§ Extract
But the political questions it raised are more pertinent than ever. That line in Duquesne, which is more than five times bigger than it was at the start of the pandemic, illustrates the transformative nature of this crisis. The day after Mr. Sanders withdrew, unemployment rose by 6.6 million bringing the number who have lost their jobs in the last three weeks to 16 million. Recovering from the global economic depression, we are about to experience demands of a thoroughgoing structural alternative to neo-liberalism. That is what Mr. Sanders was suggesting: that is why the establishment was so desperate for him to lose.
On Biden
Clearly, that alternative is by no means the only scenario; Mr. Trump could win and things can get even worse.
But a Biden candidacy is by no means a risk-free proposition. Far from it. There is a reason why South Carolina was the first State he has won in the three times he has run for the presidency in 32 years (1988, 2008, 2020). At the best of times he is a terrible candidate. On the stump he rambles hopelessly, losing himself midsentence, wandering into rhetorical cul-de-sacs and is overly tactile with women. He told a crowd in Houston he was looking forward to Super Thursday and once confused his wife and his sister, who were both on the stage with him.

§ Instructions
1. Write out the passage of the commentary on Sanders and Biden, everything from "But the political" down to "get even worse.".
2. According to the commentary on Sanders and Biden, which state was the first one Biden won across his three runs for the presidency?
3. Render this sentence from the commentary on Sanders and Biden in Spanish: "At the best of times he is a terrible candidate."
Answer from the commentary alone.

§ Record set
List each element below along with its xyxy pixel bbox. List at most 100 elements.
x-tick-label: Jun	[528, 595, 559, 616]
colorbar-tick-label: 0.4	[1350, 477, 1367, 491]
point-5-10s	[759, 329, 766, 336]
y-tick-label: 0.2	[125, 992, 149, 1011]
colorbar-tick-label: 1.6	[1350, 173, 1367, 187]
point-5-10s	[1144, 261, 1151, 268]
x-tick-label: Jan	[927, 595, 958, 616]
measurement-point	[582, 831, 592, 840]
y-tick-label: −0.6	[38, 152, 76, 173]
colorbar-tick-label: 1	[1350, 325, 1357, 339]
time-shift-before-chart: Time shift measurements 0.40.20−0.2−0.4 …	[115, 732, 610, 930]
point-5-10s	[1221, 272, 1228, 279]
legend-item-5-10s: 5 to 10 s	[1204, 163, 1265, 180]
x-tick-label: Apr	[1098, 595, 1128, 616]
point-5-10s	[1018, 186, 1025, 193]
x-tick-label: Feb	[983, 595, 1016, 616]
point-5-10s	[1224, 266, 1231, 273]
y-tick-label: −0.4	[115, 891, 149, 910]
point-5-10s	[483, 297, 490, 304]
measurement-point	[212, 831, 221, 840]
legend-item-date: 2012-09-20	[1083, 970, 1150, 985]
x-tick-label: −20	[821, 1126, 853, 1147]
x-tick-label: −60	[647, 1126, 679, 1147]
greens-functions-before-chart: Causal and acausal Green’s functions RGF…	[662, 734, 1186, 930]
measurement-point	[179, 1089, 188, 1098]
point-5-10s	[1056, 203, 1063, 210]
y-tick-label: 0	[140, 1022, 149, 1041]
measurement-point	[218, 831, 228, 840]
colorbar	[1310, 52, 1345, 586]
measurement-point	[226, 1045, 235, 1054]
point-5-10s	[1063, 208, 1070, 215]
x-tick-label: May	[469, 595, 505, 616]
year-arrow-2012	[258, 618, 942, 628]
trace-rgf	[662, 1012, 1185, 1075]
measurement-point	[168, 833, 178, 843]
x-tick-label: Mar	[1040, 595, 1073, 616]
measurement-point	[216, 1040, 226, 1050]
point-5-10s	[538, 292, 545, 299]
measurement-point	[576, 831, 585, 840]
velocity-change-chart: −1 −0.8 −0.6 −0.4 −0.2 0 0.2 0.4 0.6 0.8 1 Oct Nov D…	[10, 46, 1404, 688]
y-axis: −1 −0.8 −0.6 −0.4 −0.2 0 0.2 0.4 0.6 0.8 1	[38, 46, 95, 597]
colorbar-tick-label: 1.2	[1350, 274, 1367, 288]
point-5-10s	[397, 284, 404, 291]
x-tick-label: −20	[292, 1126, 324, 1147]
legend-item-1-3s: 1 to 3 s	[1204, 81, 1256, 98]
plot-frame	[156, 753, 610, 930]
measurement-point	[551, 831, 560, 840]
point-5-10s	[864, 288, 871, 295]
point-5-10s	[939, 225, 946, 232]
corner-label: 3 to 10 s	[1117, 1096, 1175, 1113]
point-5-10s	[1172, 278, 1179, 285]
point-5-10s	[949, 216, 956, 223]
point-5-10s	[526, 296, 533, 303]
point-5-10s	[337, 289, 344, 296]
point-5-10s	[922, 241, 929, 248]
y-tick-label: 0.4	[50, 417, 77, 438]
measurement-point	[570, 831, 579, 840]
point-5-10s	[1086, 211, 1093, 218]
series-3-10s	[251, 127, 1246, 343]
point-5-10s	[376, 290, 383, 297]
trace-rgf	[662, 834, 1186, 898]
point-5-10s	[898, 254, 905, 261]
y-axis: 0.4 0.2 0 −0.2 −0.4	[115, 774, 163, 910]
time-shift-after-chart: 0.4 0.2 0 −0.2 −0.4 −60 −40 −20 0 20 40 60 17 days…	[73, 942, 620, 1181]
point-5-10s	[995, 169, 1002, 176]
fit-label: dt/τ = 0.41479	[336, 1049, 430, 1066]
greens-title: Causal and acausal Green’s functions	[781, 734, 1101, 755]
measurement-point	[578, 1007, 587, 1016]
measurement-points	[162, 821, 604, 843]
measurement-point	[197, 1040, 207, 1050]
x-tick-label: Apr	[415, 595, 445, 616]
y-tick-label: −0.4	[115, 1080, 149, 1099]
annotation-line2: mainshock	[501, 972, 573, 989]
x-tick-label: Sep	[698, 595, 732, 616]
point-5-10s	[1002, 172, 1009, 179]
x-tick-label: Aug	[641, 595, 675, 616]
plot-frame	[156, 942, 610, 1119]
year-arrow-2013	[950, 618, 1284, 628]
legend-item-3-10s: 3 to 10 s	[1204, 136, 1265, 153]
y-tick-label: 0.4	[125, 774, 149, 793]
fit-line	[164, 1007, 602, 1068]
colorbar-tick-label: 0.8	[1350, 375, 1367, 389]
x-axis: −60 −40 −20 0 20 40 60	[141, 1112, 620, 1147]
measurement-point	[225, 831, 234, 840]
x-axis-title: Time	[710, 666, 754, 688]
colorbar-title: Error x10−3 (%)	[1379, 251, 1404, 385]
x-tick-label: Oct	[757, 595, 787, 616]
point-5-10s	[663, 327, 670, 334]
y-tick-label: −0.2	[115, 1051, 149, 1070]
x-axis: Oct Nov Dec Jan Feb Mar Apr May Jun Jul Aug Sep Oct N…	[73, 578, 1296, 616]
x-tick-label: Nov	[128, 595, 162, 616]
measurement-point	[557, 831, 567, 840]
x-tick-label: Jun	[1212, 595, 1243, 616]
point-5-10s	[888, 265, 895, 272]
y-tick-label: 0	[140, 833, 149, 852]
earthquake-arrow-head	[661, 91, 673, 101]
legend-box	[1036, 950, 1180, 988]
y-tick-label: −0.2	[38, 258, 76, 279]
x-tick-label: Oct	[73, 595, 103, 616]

§ Responses by item number
1.
But the political questions it raised are more pertinent than ever. That line in Duquesne, which is more than five times bigger than it was at the start of the pandemic, illustrates the transformative nature of this crisis. The day after Mr. Sanders withdrew, unemployment rose by 6.6 million bringing the number who have lost their jobs in the last three weeks to 16 million. Recovering from the global economic depression, we are about to experience demands of a thoroughgoing structural alternative to neo-liberalism. That is what Mr. Sanders was suggesting: that is why the establishment was so desperate for him to lose.
On Biden
Clearly, that alternative is by no means the only scenario; Mr. Trump could win and things can get even worse.

2. South Carolina.

3. En el mejor de los casos, es un pésimo candidato.